>> START Record excerpts
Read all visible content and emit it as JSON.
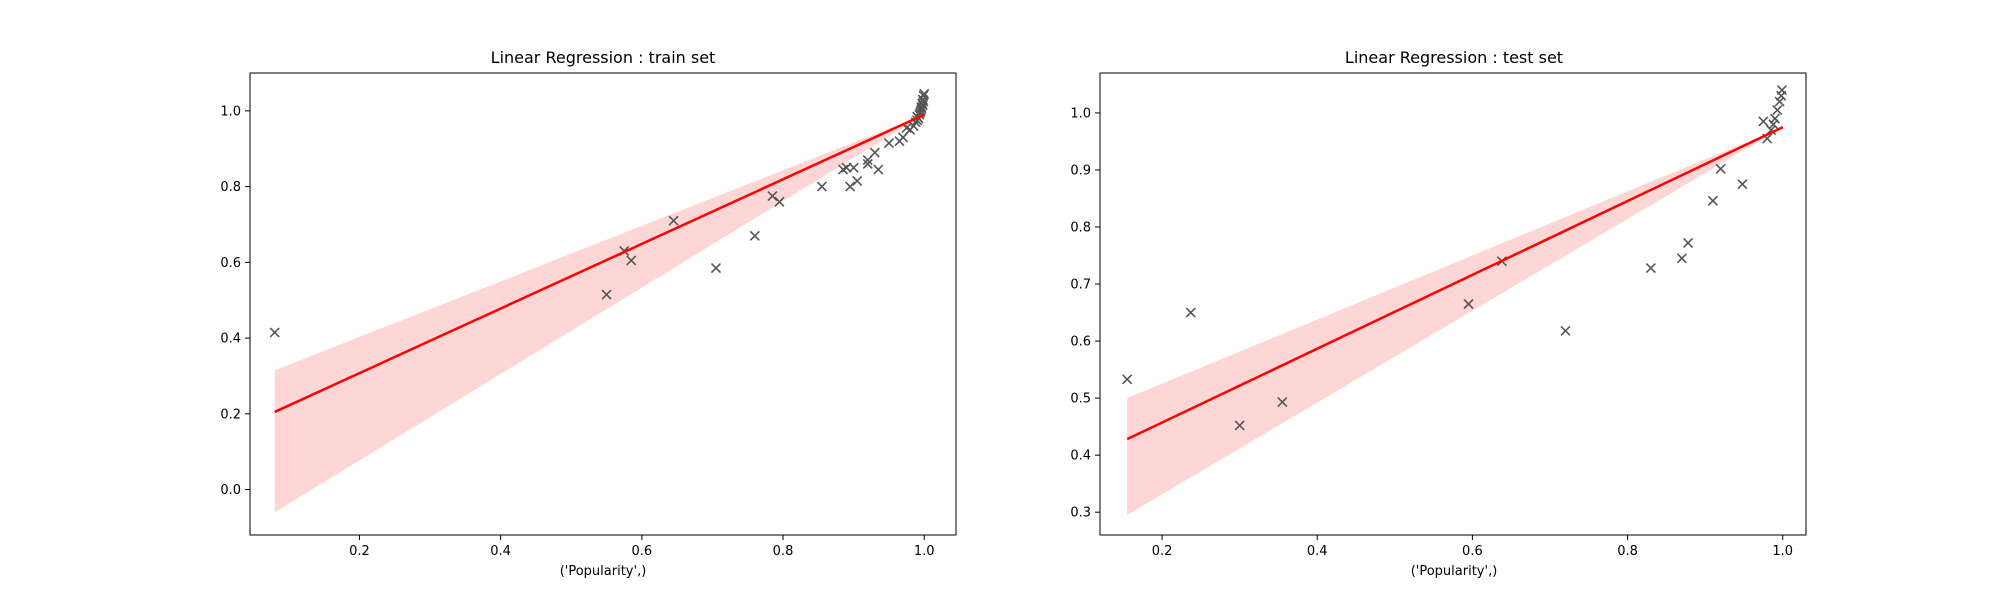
{
  "chart_data": [
    {
      "type": "scatter",
      "title": "Linear Regression : train set",
      "xlabel": "('Popularity',)",
      "ylabel": "",
      "xlim": [
        0.045,
        1.045
      ],
      "ylim": [
        -0.12,
        1.1
      ],
      "xticks": [
        "0.2",
        "0.4",
        "0.6",
        "0.8",
        "1.0"
      ],
      "yticks": [
        "0.0",
        "0.2",
        "0.4",
        "0.6",
        "0.8",
        "1.0"
      ],
      "grid": false,
      "marker": "x",
      "marker_color": "#555555",
      "fit_color": "#ff0000",
      "band_color": "#ffd6d6",
      "fit_line": {
        "x": [
          0.08,
          1.0
        ],
        "y": [
          0.205,
          0.99
        ]
      },
      "confidence_band": {
        "x": [
          0.08,
          1.0
        ],
        "lower": [
          -0.06,
          0.99
        ],
        "upper": [
          0.315,
          0.99
        ]
      },
      "points": {
        "x": [
          0.08,
          0.55,
          0.575,
          0.585,
          0.645,
          0.705,
          0.76,
          0.785,
          0.795,
          0.855,
          0.885,
          0.89,
          0.895,
          0.905,
          0.92,
          0.935,
          0.95,
          0.97,
          0.985,
          0.988,
          0.99,
          0.992,
          0.993,
          0.995,
          0.996,
          0.997,
          0.998,
          0.999,
          1.0,
          0.9,
          0.98,
          0.975,
          0.965,
          0.92,
          0.93,
          0.99,
          0.994,
          0.996,
          0.998,
          0.999
        ],
        "y": [
          0.415,
          0.515,
          0.63,
          0.605,
          0.71,
          0.585,
          0.67,
          0.775,
          0.76,
          0.8,
          0.845,
          0.85,
          0.8,
          0.815,
          0.87,
          0.845,
          0.915,
          0.93,
          0.96,
          0.97,
          0.975,
          0.98,
          0.99,
          1.0,
          1.01,
          1.02,
          1.03,
          1.04,
          1.045,
          0.85,
          0.95,
          0.955,
          0.92,
          0.86,
          0.89,
          0.985,
          0.995,
          1.005,
          1.015,
          1.025
        ]
      }
    },
    {
      "type": "scatter",
      "title": "Linear Regression : test set",
      "xlabel": "('Popularity',)",
      "ylabel": "",
      "xlim": [
        0.12,
        1.03
      ],
      "ylim": [
        0.26,
        1.07
      ],
      "xticks": [
        "0.2",
        "0.4",
        "0.6",
        "0.8",
        "1.0"
      ],
      "yticks": [
        "0.3",
        "0.4",
        "0.5",
        "0.6",
        "0.7",
        "0.8",
        "0.9",
        "1.0"
      ],
      "grid": false,
      "marker": "x",
      "marker_color": "#555555",
      "fit_color": "#ff0000",
      "band_color": "#ffd6d6",
      "fit_line": {
        "x": [
          0.155,
          1.0
        ],
        "y": [
          0.428,
          0.975
        ]
      },
      "confidence_band": {
        "x": [
          0.155,
          1.0
        ],
        "lower": [
          0.295,
          0.975
        ],
        "upper": [
          0.5,
          0.975
        ]
      },
      "points": {
        "x": [
          0.155,
          0.237,
          0.3,
          0.355,
          0.595,
          0.638,
          0.72,
          0.83,
          0.87,
          0.878,
          0.91,
          0.92,
          0.948,
          0.975,
          0.98,
          0.985,
          0.988,
          0.99,
          0.993,
          0.996,
          0.998,
          0.999
        ],
        "y": [
          0.533,
          0.65,
          0.452,
          0.493,
          0.665,
          0.74,
          0.618,
          0.728,
          0.745,
          0.772,
          0.846,
          0.902,
          0.875,
          0.985,
          0.955,
          0.97,
          0.98,
          0.99,
          1.005,
          1.02,
          1.03,
          1.04
        ]
      }
    }
  ]
}
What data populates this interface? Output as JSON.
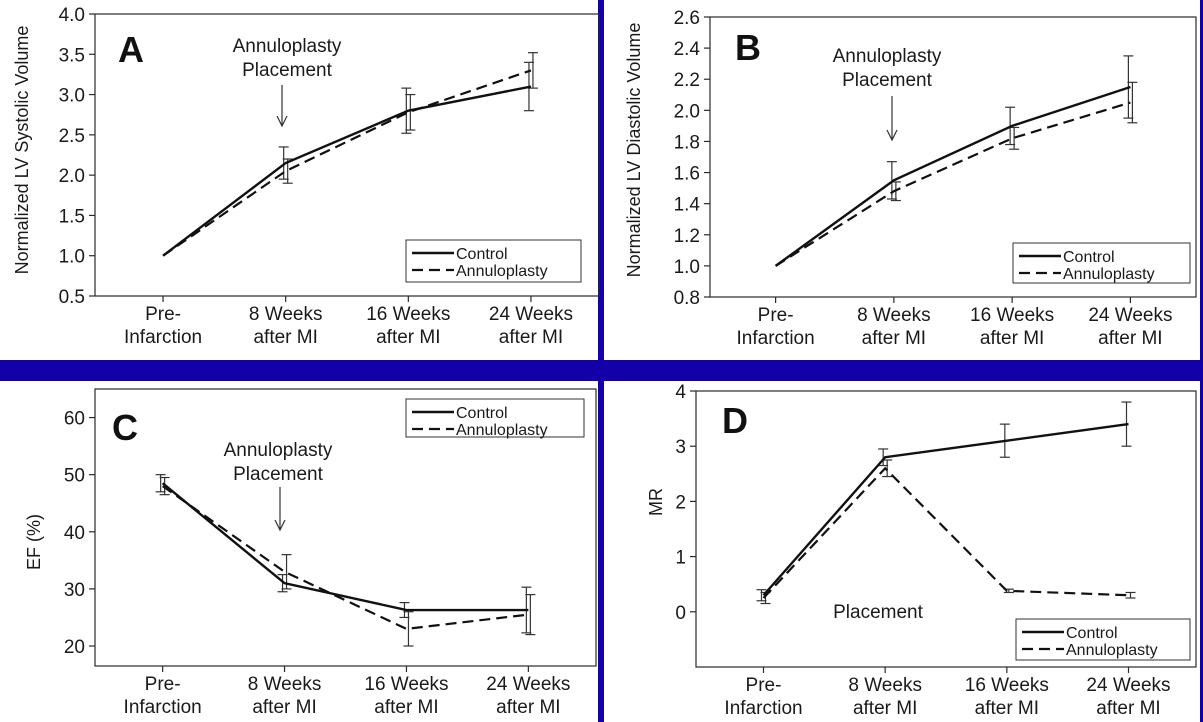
{
  "chart_data": [
    {
      "type": "line",
      "panel_letter": "A",
      "title": "",
      "ylabel": "Normalized LV Systolic Volume",
      "xlabel": "",
      "categories": [
        [
          "Pre-",
          "Infarction"
        ],
        [
          "8 Weeks",
          "after MI"
        ],
        [
          "16 Weeks",
          "after MI"
        ],
        [
          "24 Weeks",
          "after MI"
        ]
      ],
      "ylim": [
        0.5,
        4.0
      ],
      "yticks": [
        "0.5",
        "1.0",
        "1.5",
        "2.0",
        "2.5",
        "3.0",
        "3.5",
        "4.0"
      ],
      "series": [
        {
          "name": "Control",
          "style": "solid",
          "values": [
            1.0,
            2.15,
            2.8,
            3.1
          ],
          "err": [
            0,
            0.2,
            0.28,
            0.3
          ]
        },
        {
          "name": "Annuloplasty",
          "style": "dashed",
          "values": [
            1.0,
            2.05,
            2.78,
            3.3
          ],
          "err": [
            0,
            0.15,
            0.22,
            0.22
          ]
        }
      ],
      "annotation": {
        "lines": [
          "Annuloplasty",
          "Placement"
        ]
      },
      "legend_position": "bottom-right",
      "grid": false
    },
    {
      "type": "line",
      "panel_letter": "B",
      "title": "",
      "ylabel": "Normalized LV Diastolic Volume",
      "xlabel": "",
      "categories": [
        [
          "Pre-",
          "Infarction"
        ],
        [
          "8 Weeks",
          "after MI"
        ],
        [
          "16 Weeks",
          "after MI"
        ],
        [
          "24 Weeks",
          "after MI"
        ]
      ],
      "ylim": [
        0.8,
        2.6
      ],
      "yticks": [
        "0.8",
        "1.0",
        "1.2",
        "1.4",
        "1.6",
        "1.8",
        "2.0",
        "2.2",
        "2.4",
        "2.6"
      ],
      "series": [
        {
          "name": "Control",
          "style": "solid",
          "values": [
            1.0,
            1.55,
            1.9,
            2.15
          ],
          "err": [
            0,
            0.12,
            0.12,
            0.2
          ]
        },
        {
          "name": "Annuloplasty",
          "style": "dashed",
          "values": [
            1.0,
            1.48,
            1.82,
            2.05
          ],
          "err": [
            0,
            0.06,
            0.07,
            0.13
          ]
        }
      ],
      "annotation": {
        "lines": [
          "Annuloplasty",
          "Placement"
        ]
      },
      "legend_position": "bottom-right",
      "grid": false
    },
    {
      "type": "line",
      "panel_letter": "C",
      "title": "",
      "ylabel": "EF (%)",
      "xlabel": "",
      "categories": [
        [
          "Pre-",
          "Infarction"
        ],
        [
          "8 Weeks",
          "after MI"
        ],
        [
          "16 Weeks",
          "after MI"
        ],
        [
          "24 Weeks",
          "after MI"
        ]
      ],
      "ylim": [
        16.5,
        65
      ],
      "yticks": [
        "20",
        "30",
        "40",
        "50",
        "60"
      ],
      "ytick_values": [
        20,
        30,
        40,
        50,
        60
      ],
      "series": [
        {
          "name": "Control",
          "style": "solid",
          "values": [
            48.5,
            31,
            26.3,
            26.3
          ],
          "err": [
            1.5,
            1.5,
            1.3,
            4
          ]
        },
        {
          "name": "Annuloplasty",
          "style": "dashed",
          "values": [
            48,
            33,
            23,
            25.5
          ],
          "err": [
            1.5,
            3,
            3,
            3.5
          ]
        }
      ],
      "annotation": {
        "lines": [
          "Annuloplasty",
          "Placement"
        ]
      },
      "legend_position": "top-right",
      "grid": false
    },
    {
      "type": "line",
      "panel_letter": "D",
      "title": "",
      "ylabel": "MR",
      "xlabel": "",
      "categories": [
        [
          "Pre-",
          "Infarction"
        ],
        [
          "8 Weeks",
          "after MI"
        ],
        [
          "16 Weeks",
          "after MI"
        ],
        [
          "24 Weeks",
          "after MI"
        ]
      ],
      "ylim": [
        -1,
        4
      ],
      "yticks": [
        "0",
        "1",
        "2",
        "3",
        "4"
      ],
      "ytick_values": [
        0,
        1,
        2,
        3,
        4
      ],
      "series": [
        {
          "name": "Control",
          "style": "solid",
          "values": [
            0.3,
            2.8,
            3.1,
            3.4
          ],
          "err": [
            0.1,
            0.15,
            0.3,
            0.4
          ]
        },
        {
          "name": "Annuloplasty",
          "style": "dashed",
          "values": [
            0.25,
            2.6,
            0.38,
            0.3
          ],
          "err": [
            0.1,
            0.15,
            0.03,
            0.05
          ]
        }
      ],
      "annotation": {
        "lines": [
          "Placement"
        ]
      },
      "legend_position": "bottom-right",
      "grid": false
    }
  ]
}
>> END Record excerpts
Problem to solve: What is the number of lines in the records that contain the string "Linear"? Give only that number.

Problem solution: 2